* [Given request]: Write the data out again, character for character, with no images.

* [Materials provided]:

[START]

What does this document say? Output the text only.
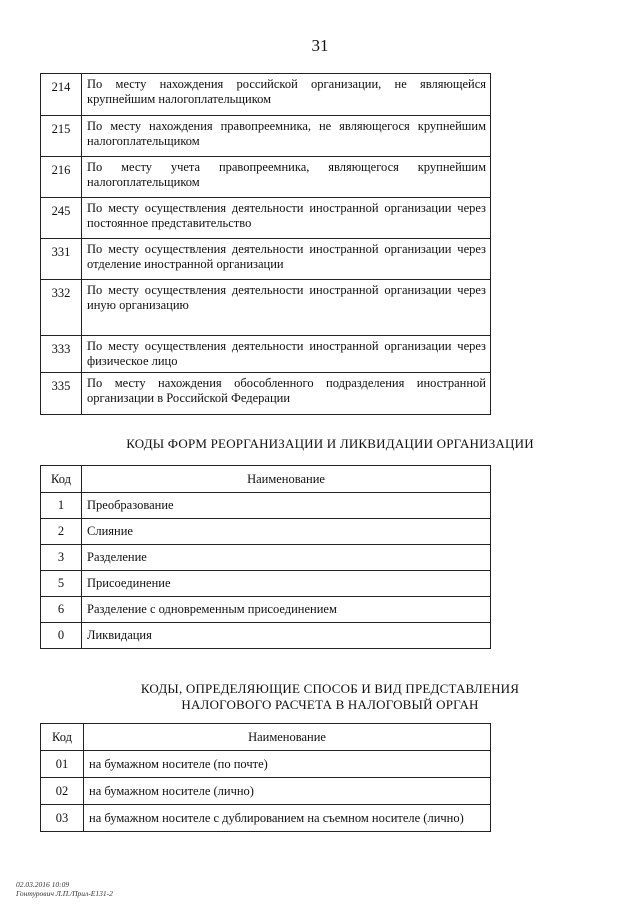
31
214	По месту нахождения российской организации, не являющейся крупнейшим налогоплательщиком
215	По месту нахождения правопреемника, не являющегося крупнейшим налогоплательщиком
216	По месту учета правопреемника, являющегося крупнейшим налогоплательщиком
245	По месту осуществления деятельности иностранной организации через постоянное представительство
331	По месту осуществления деятельности иностранной организации через отделение иностранной организации
332	По месту осуществления деятельности иностранной организации через иную организацию
333	По месту осуществления деятельности иностранной организации через физическое лицо
335	По месту нахождения обособленного подразделения иностранной организации в Российской Федерации
КОДЫ ФОРМ РЕОРГАНИЗАЦИИ И ЛИКВИДАЦИИ ОРГАНИЗАЦИИ
Код	Наименование
1	Преобразование
2	Слияние
3	Разделение
5	Присоединение
6	Разделение с одновременным присоединением
0	Ликвидация
КОДЫ, ОПРЕДЕЛЯЮЩИЕ СПОСОБ И ВИД ПРЕДСТАВЛЕНИЯ
НАЛОГОВОГО РАСЧЕТА В НАЛОГОВЫЙ ОРГАН
Код	Наименование
01	на бумажном носителе (по почте)
02	на бумажном носителе (лично)
03	на бумажном носителе с дублированием на съемном носителе (лично)
02.03.2016 10:09
Гонтурович Л.П./Прил-Е131-2
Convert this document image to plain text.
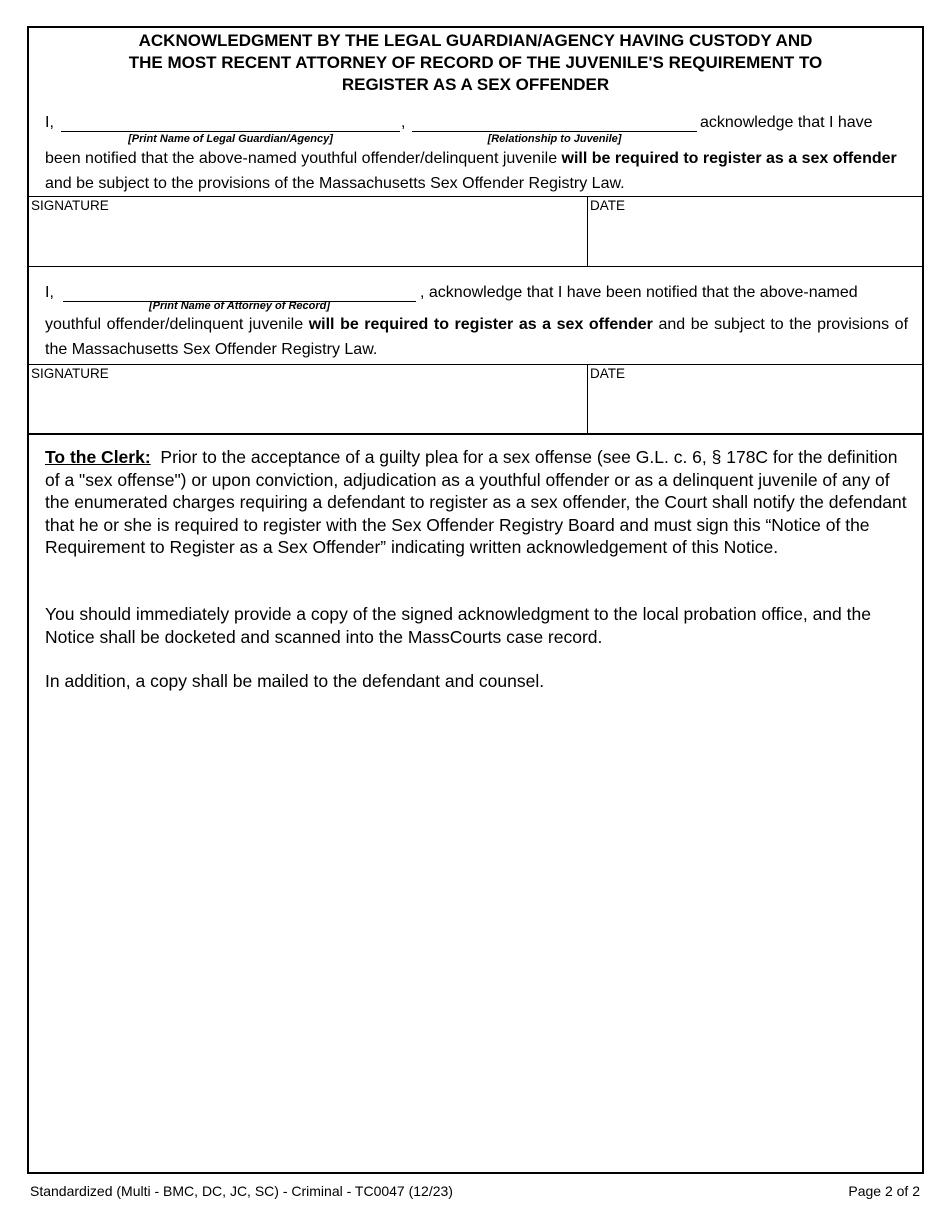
ACKNOWLEDGMENT BY THE LEGAL GUARDIAN/AGENCY HAVING CUSTODY AND
THE MOST RECENT ATTORNEY OF RECORD OF THE JUVENILE'S REQUIREMENT TO
REGISTER AS A SEX OFFENDER
I,
[Print Name of Legal Guardian/Agency]
,
[Relationship to Juvenile]
acknowledge that I have
been notified that the above-named youthful offender/delinquent juvenile will be required to register as a sex offender and be subject to the provisions of the Massachusetts Sex Offender Registry Law.
SIGNATURE	DATE
I,
[Print Name of Attorney of Record]
, acknowledge that I have been notified that the above-named
youthful offender/delinquent juvenile will be required to register as a sex offender and be subject to the provisions of the Massachusetts Sex Offender Registry Law.
SIGNATURE	DATE
To the Clerk: Prior to the acceptance of a guilty plea for a sex offense (see G.L. c. 6, § 178C for the definition of a "sex offense") or upon conviction, adjudication as a youthful offender or as a delinquent juvenile of any of the enumerated charges requiring a defendant to register as a sex offender, the Court shall notify the defendant that he or she is required to register with the Sex Offender Registry Board and must sign this “Notice of the Requirement to Register as a Sex Offender” indicating written acknowledgement of this Notice.
You should immediately provide a copy of the signed acknowledgment to the local probation office, and the Notice shall be docketed and scanned into the MassCourts case record.
In addition, a copy shall be mailed to the defendant and counsel.
Standardized (Multi - BMC, DC, JC, SC) - Criminal - TC0047 (12/23)	Page 2 of 2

[END]

* [Response to this exercise]:
What does this document say? Output the text only.
31
214	По месту нахождения российской организации, не являющейся крупнейшим налогоплательщиком
215	По месту нахождения правопреемника, не являющегося крупнейшим налогоплательщиком
216	По месту учета правопреемника, являющегося крупнейшим налогоплательщиком
245	По месту осуществления деятельности иностранной организации через постоянное представительство
331	По месту осуществления деятельности иностранной организации через отделение иностранной организации
332	По месту осуществления деятельности иностранной организации через иную организацию
333	По месту осуществления деятельности иностранной организации через физическое лицо
335	По месту нахождения обособленного подразделения иностранной организации в Российской Федерации
КОДЫ ФОРМ РЕОРГАНИЗАЦИИ И ЛИКВИДАЦИИ ОРГАНИЗАЦИИ
Код	Наименование
1	Преобразование
2	Слияние
3	Разделение
5	Присоединение
6	Разделение с одновременным присоединением
0	Ликвидация
КОДЫ, ОПРЕДЕЛЯЮЩИЕ СПОСОБ И ВИД ПРЕДСТАВЛЕНИЯ
НАЛОГОВОГО РАСЧЕТА В НАЛОГОВЫЙ ОРГАН
Код	Наименование
01	на бумажном носителе (по почте)
02	на бумажном носителе (лично)
03	на бумажном носителе с дублированием на съемном носителе (лично)
02.03.2016 10:09
Гонтурович Л.П./Прил-Е131-2
Convert this document image to plain text.
ACKNOWLEDGMENT BY THE LEGAL GUARDIAN/AGENCY HAVING CUSTODY AND
THE MOST RECENT ATTORNEY OF RECORD OF THE JUVENILE'S REQUIREMENT TO
REGISTER AS A SEX OFFENDER
I,
[Print Name of Legal Guardian/Agency]
,
[Relationship to Juvenile]
acknowledge that I have
been notified that the above-named youthful offender/delinquent juvenile will be required to register as a sex offender and be subject to the provisions of the Massachusetts Sex Offender Registry Law.
SIGNATURE	DATE
I,
[Print Name of Attorney of Record]
, acknowledge that I have been notified that the above-named
youthful offender/delinquent juvenile will be required to register as a sex offender and be subject to the provisions of the Massachusetts Sex Offender Registry Law.
SIGNATURE	DATE
To the Clerk: Prior to the acceptance of a guilty plea for a sex offense (see G.L. c. 6, § 178C for the definition of a "sex offense") or upon conviction, adjudication as a youthful offender or as a delinquent juvenile of any of the enumerated charges requiring a defendant to register as a sex offender, the Court shall notify the defendant that he or she is required to register with the Sex Offender Registry Board and must sign this “Notice of the Requirement to Register as a Sex Offender” indicating written acknowledgement of this Notice.
You should immediately provide a copy of the signed acknowledgment to the local probation office, and the Notice shall be docketed and scanned into the MassCourts case record.
In addition, a copy shall be mailed to the defendant and counsel.
Standardized (Multi - BMC, DC, JC, SC) - Criminal - TC0047 (12/23)	Page 2 of 2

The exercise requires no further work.